### [Set problem]
From the entries below, list each line with "screenshot".

─── Listing

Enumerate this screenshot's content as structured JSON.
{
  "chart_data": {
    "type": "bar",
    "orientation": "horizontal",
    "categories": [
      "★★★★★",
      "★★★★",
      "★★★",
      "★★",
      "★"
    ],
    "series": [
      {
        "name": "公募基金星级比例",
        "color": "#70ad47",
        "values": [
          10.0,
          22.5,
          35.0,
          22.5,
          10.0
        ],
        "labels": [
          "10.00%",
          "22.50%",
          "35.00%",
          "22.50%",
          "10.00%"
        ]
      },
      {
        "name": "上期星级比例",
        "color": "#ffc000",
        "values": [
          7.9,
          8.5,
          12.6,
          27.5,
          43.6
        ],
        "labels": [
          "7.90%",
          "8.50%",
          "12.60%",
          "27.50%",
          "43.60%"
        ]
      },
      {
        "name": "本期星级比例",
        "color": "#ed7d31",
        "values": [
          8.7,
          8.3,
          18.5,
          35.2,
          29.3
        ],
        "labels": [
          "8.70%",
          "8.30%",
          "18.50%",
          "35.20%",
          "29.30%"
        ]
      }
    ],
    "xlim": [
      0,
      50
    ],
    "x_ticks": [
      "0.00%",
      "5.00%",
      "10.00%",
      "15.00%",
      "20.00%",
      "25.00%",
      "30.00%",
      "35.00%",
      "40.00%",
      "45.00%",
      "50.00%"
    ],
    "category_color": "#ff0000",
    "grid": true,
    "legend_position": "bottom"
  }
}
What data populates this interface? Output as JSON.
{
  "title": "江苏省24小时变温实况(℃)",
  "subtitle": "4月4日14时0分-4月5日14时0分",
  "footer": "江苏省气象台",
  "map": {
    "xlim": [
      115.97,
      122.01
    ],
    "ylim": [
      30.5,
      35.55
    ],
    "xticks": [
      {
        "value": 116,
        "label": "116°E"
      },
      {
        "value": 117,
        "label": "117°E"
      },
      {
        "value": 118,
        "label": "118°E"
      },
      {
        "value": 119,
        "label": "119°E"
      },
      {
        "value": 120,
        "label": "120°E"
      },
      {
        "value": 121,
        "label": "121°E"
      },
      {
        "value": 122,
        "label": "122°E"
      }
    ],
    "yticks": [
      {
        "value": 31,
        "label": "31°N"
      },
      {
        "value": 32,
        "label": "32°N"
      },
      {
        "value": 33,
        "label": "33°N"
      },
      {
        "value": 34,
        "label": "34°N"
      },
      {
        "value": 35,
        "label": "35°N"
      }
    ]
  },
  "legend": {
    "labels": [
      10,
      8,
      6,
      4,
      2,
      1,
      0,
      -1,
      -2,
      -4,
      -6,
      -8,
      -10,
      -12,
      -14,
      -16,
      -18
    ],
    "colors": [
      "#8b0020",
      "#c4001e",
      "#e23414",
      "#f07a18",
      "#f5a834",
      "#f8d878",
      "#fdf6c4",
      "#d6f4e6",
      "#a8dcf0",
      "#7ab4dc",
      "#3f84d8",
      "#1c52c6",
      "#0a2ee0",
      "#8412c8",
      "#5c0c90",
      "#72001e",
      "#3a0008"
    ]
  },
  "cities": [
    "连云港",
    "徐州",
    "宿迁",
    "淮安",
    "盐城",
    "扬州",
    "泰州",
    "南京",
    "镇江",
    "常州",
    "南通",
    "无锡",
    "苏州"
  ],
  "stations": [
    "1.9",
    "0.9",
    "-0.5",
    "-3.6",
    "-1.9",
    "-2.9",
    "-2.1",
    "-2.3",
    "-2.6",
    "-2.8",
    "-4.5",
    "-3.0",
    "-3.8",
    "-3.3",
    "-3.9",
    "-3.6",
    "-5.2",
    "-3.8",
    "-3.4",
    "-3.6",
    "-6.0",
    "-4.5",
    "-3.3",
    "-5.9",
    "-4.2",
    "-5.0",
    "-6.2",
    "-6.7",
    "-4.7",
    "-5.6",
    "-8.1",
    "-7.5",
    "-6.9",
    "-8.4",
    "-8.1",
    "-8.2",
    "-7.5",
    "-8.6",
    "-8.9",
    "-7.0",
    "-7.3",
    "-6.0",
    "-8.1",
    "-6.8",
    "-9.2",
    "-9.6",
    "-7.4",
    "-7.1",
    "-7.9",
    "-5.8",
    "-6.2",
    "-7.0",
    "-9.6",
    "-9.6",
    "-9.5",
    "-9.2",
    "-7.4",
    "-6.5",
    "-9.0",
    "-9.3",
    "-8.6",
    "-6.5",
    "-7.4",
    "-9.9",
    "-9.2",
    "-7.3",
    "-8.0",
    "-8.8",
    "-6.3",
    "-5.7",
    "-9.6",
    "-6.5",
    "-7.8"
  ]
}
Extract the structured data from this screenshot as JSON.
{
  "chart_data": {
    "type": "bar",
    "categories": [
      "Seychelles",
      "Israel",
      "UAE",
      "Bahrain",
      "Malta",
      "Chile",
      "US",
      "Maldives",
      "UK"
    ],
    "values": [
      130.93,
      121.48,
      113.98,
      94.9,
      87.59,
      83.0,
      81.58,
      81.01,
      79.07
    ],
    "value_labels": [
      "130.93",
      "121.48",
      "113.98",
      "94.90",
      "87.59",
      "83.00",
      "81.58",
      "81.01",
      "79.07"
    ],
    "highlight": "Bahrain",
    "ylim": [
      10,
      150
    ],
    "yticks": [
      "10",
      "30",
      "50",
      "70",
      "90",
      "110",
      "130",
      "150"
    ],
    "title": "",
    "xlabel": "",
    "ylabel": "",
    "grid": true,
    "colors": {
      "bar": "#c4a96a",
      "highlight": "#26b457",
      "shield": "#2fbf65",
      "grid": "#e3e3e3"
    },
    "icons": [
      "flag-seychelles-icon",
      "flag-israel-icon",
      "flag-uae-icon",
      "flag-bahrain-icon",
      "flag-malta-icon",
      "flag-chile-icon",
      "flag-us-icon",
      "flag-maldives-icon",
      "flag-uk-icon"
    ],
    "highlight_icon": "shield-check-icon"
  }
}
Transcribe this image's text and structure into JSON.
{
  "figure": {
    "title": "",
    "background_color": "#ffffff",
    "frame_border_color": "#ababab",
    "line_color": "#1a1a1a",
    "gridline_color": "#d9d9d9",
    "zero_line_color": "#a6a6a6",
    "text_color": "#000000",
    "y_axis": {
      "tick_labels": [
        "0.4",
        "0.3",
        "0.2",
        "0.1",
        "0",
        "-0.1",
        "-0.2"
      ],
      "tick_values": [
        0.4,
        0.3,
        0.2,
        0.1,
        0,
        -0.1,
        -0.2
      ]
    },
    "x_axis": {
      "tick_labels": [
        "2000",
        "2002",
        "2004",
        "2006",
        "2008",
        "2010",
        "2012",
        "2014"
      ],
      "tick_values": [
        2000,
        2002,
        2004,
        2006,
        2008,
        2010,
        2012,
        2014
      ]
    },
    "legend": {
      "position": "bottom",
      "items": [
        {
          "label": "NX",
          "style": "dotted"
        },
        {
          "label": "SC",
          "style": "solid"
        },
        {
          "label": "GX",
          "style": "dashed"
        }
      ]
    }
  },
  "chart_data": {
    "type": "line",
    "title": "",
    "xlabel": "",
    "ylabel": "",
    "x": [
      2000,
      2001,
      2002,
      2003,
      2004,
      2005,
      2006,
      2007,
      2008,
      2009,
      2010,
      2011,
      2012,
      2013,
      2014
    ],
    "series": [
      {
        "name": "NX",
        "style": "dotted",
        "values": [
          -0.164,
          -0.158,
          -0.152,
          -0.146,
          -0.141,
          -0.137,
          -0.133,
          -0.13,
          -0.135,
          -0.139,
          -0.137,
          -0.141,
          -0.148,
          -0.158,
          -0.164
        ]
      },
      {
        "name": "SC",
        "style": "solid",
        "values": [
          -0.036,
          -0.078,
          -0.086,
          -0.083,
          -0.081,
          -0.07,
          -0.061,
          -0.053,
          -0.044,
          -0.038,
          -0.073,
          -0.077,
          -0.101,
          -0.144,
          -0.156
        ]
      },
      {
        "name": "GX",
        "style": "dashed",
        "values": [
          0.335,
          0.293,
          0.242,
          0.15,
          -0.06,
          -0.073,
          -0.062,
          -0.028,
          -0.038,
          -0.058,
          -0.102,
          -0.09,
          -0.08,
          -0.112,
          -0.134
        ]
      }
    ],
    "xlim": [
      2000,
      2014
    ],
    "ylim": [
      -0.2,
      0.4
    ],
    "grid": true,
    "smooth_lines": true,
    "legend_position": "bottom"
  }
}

──────

### [Solution]
Enumerate this screenshot's content as structured JSON.
Extract the structured data from this screenshot as JSON.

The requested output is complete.